§ GOAL
Using the listing below, select the lines with the word "kommt" and copy them.

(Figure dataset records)
============================================================
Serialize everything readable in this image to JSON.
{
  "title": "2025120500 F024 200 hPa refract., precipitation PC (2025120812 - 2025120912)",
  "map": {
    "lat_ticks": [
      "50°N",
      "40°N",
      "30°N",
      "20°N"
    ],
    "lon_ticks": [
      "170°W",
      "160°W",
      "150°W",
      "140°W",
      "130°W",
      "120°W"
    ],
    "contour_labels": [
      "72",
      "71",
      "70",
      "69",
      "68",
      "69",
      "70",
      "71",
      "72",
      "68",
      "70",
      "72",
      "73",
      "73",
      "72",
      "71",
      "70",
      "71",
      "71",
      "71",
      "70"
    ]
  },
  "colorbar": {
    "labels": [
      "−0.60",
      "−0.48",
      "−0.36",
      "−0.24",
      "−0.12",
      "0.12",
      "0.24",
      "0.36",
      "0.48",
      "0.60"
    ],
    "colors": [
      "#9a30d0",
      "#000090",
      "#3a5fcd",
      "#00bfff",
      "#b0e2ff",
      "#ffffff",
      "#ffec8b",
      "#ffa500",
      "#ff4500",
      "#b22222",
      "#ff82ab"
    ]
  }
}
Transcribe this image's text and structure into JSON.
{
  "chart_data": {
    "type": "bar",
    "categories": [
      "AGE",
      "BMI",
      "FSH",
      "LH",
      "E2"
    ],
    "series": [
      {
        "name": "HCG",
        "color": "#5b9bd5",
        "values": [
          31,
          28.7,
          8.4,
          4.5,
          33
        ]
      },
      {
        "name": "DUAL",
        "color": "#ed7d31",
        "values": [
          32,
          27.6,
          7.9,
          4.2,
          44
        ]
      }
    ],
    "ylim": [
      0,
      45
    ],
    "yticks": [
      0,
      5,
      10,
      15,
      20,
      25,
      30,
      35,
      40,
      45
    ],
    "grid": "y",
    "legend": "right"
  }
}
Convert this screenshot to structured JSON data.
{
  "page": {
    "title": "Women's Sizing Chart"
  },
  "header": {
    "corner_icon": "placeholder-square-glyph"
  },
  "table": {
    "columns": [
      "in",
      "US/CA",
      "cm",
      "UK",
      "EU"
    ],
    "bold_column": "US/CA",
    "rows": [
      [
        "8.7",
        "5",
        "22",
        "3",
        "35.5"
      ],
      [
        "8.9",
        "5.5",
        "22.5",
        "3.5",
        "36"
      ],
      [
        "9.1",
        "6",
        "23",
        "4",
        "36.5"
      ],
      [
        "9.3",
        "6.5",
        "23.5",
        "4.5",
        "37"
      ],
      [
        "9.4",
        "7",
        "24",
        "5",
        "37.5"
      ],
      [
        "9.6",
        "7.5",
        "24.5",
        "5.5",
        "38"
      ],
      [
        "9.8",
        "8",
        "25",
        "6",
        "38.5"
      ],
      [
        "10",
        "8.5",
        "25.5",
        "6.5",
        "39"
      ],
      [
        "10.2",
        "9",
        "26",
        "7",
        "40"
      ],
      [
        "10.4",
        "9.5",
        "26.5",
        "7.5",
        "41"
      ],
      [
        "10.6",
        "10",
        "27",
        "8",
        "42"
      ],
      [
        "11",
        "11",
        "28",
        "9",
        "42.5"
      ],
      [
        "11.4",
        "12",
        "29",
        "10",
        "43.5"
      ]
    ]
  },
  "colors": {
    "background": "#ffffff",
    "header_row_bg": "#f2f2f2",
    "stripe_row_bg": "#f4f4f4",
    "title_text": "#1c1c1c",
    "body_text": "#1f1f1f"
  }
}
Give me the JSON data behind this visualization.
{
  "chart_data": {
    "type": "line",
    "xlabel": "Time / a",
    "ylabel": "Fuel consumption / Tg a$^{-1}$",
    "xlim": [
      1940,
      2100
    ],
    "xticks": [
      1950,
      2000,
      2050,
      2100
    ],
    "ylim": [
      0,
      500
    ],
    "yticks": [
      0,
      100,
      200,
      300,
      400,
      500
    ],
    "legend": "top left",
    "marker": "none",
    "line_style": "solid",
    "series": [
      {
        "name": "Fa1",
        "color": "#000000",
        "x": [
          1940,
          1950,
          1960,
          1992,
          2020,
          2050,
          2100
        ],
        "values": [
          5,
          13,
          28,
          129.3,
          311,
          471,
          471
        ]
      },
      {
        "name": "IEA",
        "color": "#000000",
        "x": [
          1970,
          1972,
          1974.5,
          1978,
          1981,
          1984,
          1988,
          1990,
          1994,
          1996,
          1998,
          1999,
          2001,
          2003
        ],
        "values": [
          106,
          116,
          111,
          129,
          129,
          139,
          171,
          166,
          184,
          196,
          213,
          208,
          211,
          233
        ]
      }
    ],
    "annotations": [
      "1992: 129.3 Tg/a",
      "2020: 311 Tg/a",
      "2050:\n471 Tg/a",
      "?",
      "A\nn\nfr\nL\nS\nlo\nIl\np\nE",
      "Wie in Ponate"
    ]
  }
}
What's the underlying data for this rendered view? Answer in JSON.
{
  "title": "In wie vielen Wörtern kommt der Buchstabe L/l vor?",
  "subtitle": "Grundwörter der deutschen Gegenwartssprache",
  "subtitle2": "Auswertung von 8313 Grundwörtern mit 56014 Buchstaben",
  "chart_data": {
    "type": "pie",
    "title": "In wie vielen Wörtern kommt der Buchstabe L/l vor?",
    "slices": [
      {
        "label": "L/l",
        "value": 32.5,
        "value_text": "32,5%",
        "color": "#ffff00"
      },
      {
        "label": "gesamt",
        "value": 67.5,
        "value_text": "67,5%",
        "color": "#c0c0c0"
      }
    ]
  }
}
============================================================
§ OUTPUT
  "title": "In wie vielen Wörtern kommt der Buchstabe L/l vor?",
    "title": "In wie vielen Wörtern kommt der Buchstabe L/l vor?",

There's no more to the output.